---------- DATA TO USE
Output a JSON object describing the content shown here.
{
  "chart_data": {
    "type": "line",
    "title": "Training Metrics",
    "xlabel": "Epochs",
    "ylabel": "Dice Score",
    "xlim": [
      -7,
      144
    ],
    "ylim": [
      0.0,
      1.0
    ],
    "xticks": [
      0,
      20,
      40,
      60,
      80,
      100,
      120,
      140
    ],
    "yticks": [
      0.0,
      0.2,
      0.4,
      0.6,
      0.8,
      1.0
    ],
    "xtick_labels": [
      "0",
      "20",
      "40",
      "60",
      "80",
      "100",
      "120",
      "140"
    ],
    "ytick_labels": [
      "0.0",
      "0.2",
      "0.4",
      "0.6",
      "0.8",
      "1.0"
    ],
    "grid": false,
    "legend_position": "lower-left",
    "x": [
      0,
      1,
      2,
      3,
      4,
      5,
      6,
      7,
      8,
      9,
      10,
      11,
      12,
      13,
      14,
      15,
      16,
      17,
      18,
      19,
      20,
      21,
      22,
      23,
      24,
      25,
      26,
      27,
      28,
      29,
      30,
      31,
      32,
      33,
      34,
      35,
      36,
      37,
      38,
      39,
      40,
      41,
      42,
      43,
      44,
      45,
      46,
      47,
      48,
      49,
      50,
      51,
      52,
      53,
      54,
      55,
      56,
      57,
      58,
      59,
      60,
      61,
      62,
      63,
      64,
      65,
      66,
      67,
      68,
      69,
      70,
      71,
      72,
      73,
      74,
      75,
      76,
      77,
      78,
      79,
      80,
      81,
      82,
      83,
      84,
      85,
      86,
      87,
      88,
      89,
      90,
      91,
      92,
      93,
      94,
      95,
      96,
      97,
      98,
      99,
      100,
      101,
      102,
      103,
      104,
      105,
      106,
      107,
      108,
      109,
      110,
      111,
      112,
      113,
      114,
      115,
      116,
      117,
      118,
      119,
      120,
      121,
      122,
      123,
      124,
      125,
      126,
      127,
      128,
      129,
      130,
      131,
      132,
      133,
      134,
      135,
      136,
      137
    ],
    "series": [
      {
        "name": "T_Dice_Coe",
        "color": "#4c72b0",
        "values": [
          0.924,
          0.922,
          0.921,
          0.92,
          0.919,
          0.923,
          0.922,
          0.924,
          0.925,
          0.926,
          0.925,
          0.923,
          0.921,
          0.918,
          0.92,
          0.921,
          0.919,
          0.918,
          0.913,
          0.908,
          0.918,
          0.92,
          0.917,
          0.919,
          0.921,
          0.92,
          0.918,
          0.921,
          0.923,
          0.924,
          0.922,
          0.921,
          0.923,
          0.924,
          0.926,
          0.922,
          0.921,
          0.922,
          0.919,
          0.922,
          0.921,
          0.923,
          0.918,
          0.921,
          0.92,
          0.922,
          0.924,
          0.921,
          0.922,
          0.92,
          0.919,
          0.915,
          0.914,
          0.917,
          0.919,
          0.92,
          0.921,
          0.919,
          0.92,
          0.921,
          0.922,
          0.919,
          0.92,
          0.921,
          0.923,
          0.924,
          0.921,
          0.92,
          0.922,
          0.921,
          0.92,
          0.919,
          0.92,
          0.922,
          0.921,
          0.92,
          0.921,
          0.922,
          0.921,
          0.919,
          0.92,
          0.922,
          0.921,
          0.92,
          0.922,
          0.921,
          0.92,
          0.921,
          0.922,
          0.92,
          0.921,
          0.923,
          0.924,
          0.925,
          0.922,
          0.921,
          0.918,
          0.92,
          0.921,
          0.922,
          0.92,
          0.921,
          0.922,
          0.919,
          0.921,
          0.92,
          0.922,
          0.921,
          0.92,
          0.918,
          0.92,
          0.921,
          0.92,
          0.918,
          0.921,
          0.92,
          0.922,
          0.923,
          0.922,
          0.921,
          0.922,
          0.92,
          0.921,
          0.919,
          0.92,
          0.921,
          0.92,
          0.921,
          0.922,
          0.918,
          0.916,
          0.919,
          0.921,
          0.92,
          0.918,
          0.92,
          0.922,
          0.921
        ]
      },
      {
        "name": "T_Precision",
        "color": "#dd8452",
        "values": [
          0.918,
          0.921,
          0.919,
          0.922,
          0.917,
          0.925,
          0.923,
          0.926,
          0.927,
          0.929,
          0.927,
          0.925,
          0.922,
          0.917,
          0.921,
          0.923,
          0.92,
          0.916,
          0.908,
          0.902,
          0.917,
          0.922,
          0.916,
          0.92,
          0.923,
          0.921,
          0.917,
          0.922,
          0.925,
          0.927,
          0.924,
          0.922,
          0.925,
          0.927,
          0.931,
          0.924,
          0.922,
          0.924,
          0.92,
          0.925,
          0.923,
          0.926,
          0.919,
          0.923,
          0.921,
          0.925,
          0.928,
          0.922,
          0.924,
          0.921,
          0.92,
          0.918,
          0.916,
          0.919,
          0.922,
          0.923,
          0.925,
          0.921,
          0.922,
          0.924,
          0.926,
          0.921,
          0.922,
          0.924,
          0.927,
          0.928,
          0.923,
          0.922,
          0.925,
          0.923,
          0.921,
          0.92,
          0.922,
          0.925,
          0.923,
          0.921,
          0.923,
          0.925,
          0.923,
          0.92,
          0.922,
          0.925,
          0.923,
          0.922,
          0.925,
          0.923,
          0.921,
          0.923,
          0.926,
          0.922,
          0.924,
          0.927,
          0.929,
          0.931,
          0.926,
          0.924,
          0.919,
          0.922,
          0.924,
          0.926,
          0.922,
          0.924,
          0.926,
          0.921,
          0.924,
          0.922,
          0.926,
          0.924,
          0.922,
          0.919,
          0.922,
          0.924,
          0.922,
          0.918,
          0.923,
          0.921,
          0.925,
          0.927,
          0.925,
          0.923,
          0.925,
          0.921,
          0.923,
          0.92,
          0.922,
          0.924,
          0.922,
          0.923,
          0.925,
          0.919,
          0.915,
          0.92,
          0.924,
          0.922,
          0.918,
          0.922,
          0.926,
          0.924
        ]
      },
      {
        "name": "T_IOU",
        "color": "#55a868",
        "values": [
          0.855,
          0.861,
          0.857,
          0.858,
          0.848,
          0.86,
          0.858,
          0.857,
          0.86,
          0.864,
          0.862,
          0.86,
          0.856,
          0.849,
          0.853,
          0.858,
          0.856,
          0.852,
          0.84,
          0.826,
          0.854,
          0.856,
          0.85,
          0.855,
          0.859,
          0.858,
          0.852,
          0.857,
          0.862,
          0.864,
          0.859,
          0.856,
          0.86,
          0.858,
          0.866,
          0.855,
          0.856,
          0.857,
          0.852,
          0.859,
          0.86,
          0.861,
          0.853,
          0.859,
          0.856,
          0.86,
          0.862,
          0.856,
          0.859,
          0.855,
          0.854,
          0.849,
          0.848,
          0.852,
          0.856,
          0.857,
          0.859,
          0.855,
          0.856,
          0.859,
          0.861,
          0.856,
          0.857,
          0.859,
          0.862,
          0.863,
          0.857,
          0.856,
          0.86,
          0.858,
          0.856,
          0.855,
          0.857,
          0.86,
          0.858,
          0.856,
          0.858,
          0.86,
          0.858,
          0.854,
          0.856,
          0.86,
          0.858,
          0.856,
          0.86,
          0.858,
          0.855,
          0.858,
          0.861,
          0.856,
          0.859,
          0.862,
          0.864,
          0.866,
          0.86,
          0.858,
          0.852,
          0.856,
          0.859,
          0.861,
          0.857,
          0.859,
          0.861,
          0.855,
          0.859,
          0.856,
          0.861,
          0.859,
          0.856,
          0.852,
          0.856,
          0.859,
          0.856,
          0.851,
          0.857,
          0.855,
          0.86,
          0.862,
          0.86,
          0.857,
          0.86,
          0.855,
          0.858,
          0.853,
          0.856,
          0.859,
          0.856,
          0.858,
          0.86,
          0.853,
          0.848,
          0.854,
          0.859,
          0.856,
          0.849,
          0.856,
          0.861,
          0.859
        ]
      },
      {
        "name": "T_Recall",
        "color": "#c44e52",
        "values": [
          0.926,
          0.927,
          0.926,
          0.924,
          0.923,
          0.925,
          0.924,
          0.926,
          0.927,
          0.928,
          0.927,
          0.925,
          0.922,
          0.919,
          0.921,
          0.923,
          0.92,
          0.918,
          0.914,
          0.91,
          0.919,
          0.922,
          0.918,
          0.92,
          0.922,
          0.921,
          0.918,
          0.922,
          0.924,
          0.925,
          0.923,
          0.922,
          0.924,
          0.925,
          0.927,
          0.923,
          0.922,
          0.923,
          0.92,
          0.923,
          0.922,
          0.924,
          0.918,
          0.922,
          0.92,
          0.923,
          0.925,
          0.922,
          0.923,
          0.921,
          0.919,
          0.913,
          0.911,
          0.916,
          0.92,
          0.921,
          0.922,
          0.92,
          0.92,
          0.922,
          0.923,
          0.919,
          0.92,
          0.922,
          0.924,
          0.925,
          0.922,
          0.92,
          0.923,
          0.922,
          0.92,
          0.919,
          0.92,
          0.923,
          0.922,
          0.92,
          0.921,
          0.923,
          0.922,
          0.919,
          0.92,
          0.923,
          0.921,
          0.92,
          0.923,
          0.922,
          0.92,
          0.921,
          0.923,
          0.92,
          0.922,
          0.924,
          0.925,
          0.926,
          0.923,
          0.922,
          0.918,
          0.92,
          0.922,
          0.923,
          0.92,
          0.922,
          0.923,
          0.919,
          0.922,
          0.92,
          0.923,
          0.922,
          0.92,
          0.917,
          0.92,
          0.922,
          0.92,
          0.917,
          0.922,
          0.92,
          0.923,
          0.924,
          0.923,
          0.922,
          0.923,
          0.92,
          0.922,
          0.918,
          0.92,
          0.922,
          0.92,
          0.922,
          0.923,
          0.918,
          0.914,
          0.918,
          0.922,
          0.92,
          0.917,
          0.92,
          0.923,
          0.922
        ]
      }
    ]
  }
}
--------------------
OBJECTIVE: Using the entries above, find all lines with "color". Copy them.

EXPECTED ANSWER:
        "color": "#4c72b0",
        "color": "#dd8452",
        "color": "#55a868",
        "color": "#c44e52",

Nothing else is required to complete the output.